-- Start Data for this exercise --

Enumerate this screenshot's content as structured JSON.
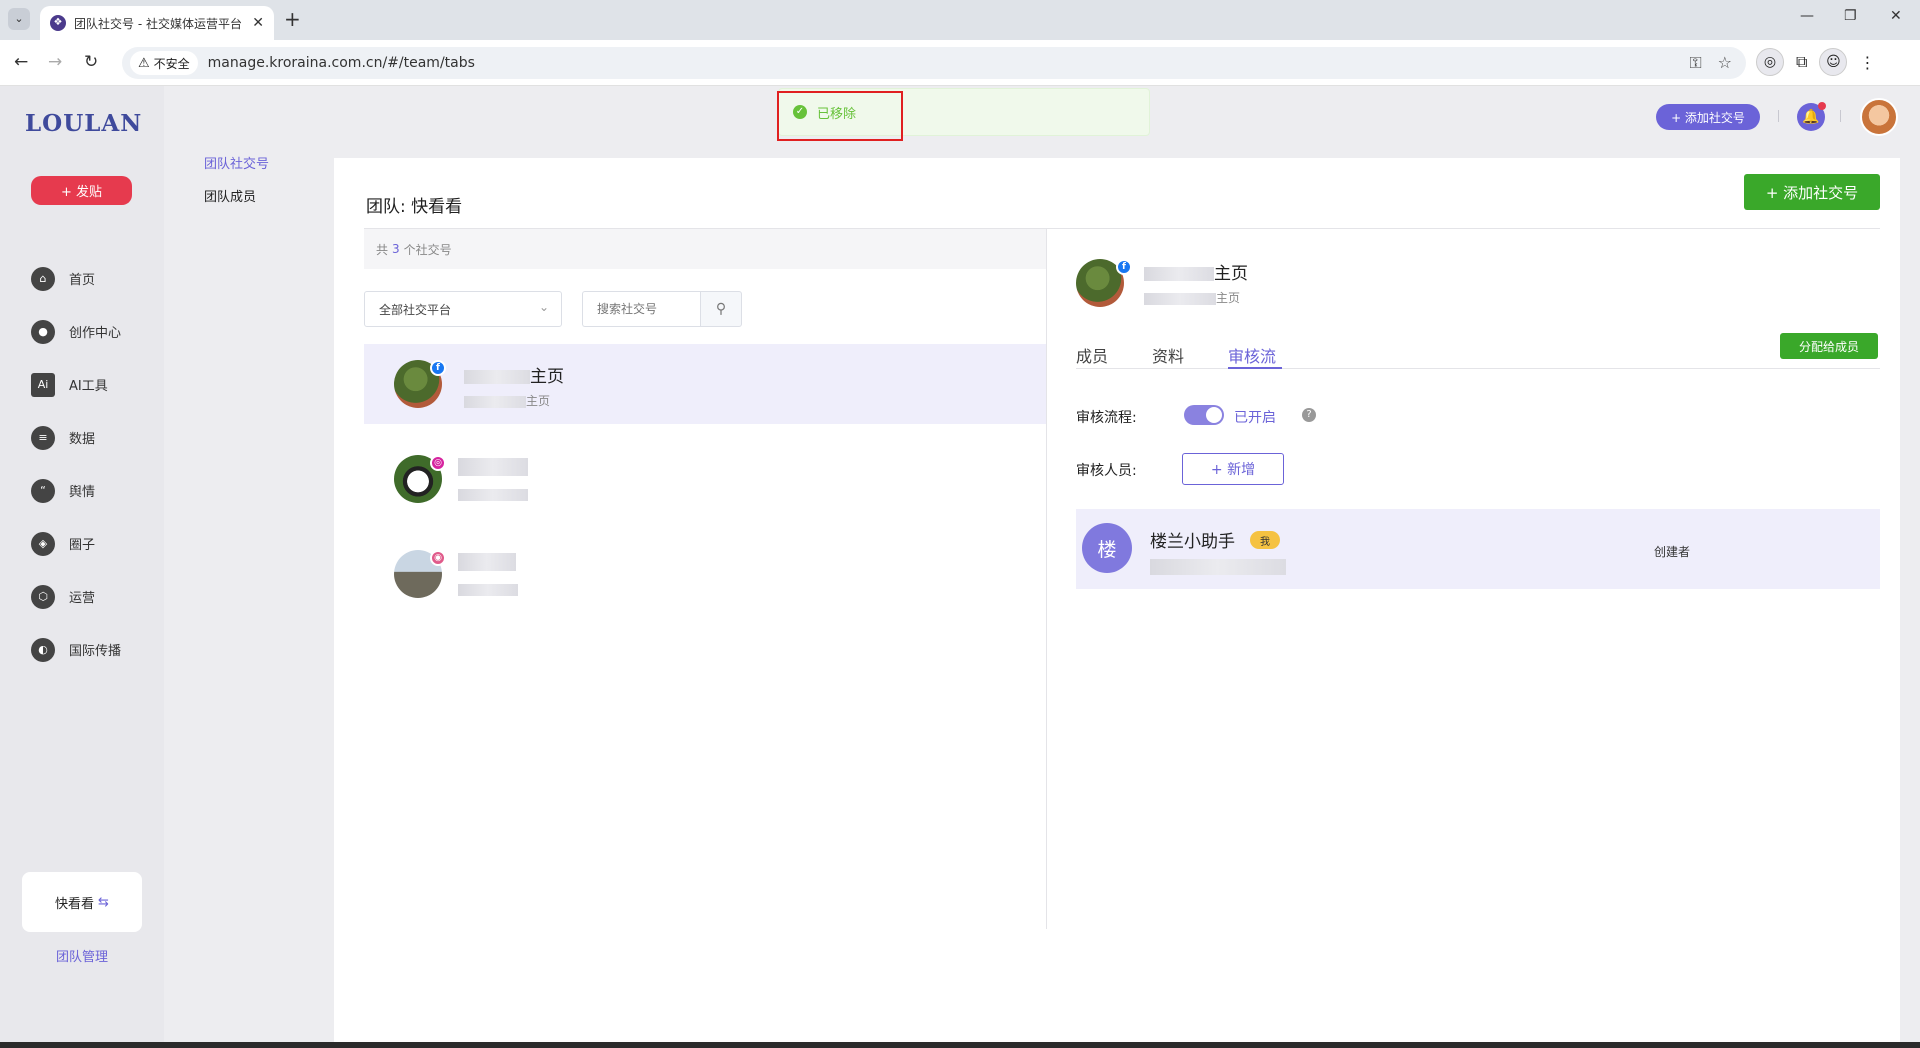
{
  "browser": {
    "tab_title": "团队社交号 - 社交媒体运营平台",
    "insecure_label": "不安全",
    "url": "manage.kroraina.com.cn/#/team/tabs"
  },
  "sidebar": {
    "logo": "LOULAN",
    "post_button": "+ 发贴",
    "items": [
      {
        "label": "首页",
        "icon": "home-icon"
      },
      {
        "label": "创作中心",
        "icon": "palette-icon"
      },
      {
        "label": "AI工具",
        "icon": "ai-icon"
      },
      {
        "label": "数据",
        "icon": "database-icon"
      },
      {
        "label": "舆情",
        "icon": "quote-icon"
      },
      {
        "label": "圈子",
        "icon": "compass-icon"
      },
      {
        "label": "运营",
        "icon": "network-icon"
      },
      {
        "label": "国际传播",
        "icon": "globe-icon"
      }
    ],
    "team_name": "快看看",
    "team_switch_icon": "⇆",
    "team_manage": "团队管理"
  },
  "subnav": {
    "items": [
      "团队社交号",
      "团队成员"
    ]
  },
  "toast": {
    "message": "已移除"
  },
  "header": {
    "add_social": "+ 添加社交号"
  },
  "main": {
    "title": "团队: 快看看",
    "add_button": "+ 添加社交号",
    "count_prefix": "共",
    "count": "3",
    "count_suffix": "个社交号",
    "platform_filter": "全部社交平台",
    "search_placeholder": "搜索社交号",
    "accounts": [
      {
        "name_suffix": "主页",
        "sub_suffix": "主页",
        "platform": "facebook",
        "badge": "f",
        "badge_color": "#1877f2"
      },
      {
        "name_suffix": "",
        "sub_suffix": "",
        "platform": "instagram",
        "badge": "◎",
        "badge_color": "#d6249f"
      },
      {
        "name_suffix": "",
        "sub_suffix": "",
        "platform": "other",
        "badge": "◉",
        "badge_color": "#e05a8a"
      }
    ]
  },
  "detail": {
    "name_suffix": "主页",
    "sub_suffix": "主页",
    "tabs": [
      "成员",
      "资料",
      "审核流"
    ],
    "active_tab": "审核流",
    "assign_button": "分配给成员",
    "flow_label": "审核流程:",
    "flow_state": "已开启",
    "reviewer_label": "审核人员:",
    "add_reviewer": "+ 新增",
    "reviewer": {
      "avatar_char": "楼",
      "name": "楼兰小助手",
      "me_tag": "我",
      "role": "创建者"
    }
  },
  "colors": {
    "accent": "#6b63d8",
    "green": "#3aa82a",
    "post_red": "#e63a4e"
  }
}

-- End Data for this exercise --

→ Goal of the exercise: Each entry must be retyped word for word, with every image omitted.

→ Correct response:
Enumerate this screenshot's content as structured JSON.
{
  "browser": {
    "tab_title": "团队社交号 - 社交媒体运营平台",
    "insecure_label": "不安全",
    "url": "manage.kroraina.com.cn/#/team/tabs"
  },
  "sidebar": {
    "logo": "LOULAN",
    "post_button": "+ 发贴",
    "items": [
      {
        "label": "首页",
        "icon": "home-icon"
      },
      {
        "label": "创作中心",
        "icon": "palette-icon"
      },
      {
        "label": "AI工具",
        "icon": "ai-icon"
      },
      {
        "label": "数据",
        "icon": "database-icon"
      },
      {
        "label": "舆情",
        "icon": "quote-icon"
      },
      {
        "label": "圈子",
        "icon": "compass-icon"
      },
      {
        "label": "运营",
        "icon": "network-icon"
      },
      {
        "label": "国际传播",
        "icon": "globe-icon"
      }
    ],
    "team_name": "快看看",
    "team_switch_icon": "⇆",
    "team_manage": "团队管理"
  },
  "subnav": {
    "items": [
      "团队社交号",
      "团队成员"
    ]
  },
  "toast": {
    "message": "已移除"
  },
  "header": {
    "add_social": "+ 添加社交号"
  },
  "main": {
    "title": "团队: 快看看",
    "add_button": "+ 添加社交号",
    "count_prefix": "共",
    "count": "3",
    "count_suffix": "个社交号",
    "platform_filter": "全部社交平台",
    "search_placeholder": "搜索社交号",
    "accounts": [
      {
        "name_suffix": "主页",
        "sub_suffix": "主页",
        "platform": "facebook",
        "badge": "f",
        "badge_color": "#1877f2"
      },
      {
        "name_suffix": "",
        "sub_suffix": "",
        "platform": "instagram",
        "badge": "◎",
        "badge_color": "#d6249f"
      },
      {
        "name_suffix": "",
        "sub_suffix": "",
        "platform": "other",
        "badge": "◉",
        "badge_color": "#e05a8a"
      }
    ]
  },
  "detail": {
    "name_suffix": "主页",
    "sub_suffix": "主页",
    "tabs": [
      "成员",
      "资料",
      "审核流"
    ],
    "active_tab": "审核流",
    "assign_button": "分配给成员",
    "flow_label": "审核流程:",
    "flow_state": "已开启",
    "reviewer_label": "审核人员:",
    "add_reviewer": "+ 新增",
    "reviewer": {
      "avatar_char": "楼",
      "name": "楼兰小助手",
      "me_tag": "我",
      "role": "创建者"
    }
  },
  "colors": {
    "accent": "#6b63d8",
    "green": "#3aa82a",
    "post_red": "#e63a4e"
  }
}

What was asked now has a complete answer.